:: DIRECTION ::
Return the lines below that carry the word "title".

:: SOURCE MATERIAL ::
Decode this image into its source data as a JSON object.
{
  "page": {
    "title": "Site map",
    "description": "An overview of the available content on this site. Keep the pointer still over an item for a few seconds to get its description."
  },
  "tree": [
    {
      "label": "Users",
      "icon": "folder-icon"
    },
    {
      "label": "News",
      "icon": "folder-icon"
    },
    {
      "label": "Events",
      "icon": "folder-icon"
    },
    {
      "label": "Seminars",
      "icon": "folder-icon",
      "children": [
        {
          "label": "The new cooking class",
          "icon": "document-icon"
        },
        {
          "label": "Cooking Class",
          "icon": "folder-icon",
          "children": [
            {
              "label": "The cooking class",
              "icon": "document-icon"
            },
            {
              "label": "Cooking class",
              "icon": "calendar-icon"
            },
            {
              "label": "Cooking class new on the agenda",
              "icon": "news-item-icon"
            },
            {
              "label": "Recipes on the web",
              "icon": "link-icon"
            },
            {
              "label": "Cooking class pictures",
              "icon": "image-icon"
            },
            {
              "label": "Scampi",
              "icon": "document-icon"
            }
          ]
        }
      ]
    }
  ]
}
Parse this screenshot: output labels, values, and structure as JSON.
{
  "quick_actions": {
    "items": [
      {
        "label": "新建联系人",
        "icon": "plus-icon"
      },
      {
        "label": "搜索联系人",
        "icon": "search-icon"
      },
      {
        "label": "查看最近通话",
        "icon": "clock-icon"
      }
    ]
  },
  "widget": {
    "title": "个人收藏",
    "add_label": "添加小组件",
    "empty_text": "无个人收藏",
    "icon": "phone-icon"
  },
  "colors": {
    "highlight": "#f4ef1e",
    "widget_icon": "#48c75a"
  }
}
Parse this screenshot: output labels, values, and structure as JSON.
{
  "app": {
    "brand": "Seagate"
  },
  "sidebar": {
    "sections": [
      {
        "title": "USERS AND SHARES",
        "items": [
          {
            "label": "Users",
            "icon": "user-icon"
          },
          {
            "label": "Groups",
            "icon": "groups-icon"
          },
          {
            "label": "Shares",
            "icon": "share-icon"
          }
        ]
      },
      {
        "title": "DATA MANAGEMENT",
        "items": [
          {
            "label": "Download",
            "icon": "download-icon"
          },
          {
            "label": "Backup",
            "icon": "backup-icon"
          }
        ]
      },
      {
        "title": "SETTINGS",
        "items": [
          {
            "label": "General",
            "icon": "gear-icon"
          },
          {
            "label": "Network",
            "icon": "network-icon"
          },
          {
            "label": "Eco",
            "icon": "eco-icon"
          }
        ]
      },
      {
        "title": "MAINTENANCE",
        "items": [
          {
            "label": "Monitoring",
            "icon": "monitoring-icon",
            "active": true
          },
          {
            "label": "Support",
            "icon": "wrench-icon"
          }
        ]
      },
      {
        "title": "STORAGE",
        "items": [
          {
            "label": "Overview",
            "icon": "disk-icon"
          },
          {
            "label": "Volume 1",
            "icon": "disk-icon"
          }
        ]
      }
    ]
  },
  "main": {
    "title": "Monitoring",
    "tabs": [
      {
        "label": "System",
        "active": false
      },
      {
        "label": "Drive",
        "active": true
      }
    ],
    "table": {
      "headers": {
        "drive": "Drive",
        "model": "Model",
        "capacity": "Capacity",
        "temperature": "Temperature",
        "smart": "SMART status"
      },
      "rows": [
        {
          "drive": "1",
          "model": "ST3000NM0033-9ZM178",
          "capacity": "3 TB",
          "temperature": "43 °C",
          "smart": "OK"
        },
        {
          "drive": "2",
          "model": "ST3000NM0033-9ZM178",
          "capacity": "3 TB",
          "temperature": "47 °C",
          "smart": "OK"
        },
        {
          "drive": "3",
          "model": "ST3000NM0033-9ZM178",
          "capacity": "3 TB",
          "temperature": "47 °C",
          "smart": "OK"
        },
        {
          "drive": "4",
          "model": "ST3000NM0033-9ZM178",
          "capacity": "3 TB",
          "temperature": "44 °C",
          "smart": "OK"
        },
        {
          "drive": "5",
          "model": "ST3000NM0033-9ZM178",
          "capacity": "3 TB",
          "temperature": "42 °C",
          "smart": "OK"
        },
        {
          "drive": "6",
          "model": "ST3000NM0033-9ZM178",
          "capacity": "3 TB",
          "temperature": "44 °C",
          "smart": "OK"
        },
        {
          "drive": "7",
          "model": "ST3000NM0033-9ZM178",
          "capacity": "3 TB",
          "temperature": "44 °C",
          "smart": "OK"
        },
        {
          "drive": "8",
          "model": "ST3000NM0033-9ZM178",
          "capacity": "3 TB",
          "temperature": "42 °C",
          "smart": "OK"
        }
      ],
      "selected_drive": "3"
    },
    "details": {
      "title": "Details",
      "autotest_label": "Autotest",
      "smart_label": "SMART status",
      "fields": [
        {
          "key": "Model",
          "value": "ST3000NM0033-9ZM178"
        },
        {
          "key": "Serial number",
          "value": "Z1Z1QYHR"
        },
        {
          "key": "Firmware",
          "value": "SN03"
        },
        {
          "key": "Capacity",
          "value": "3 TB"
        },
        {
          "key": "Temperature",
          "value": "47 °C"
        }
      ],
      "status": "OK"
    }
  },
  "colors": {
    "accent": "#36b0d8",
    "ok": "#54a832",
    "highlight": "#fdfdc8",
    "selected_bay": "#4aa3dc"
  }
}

:: TASK ANSWER ::
    "title": "Site map",
    "title": "个人收藏",
        "title": "USERS AND SHARES",
        "title": "DATA MANAGEMENT",
        "title": "SETTINGS",
        "title": "MAINTENANCE",
        "title": "STORAGE",
    "title": "Monitoring",
      "title": "Details",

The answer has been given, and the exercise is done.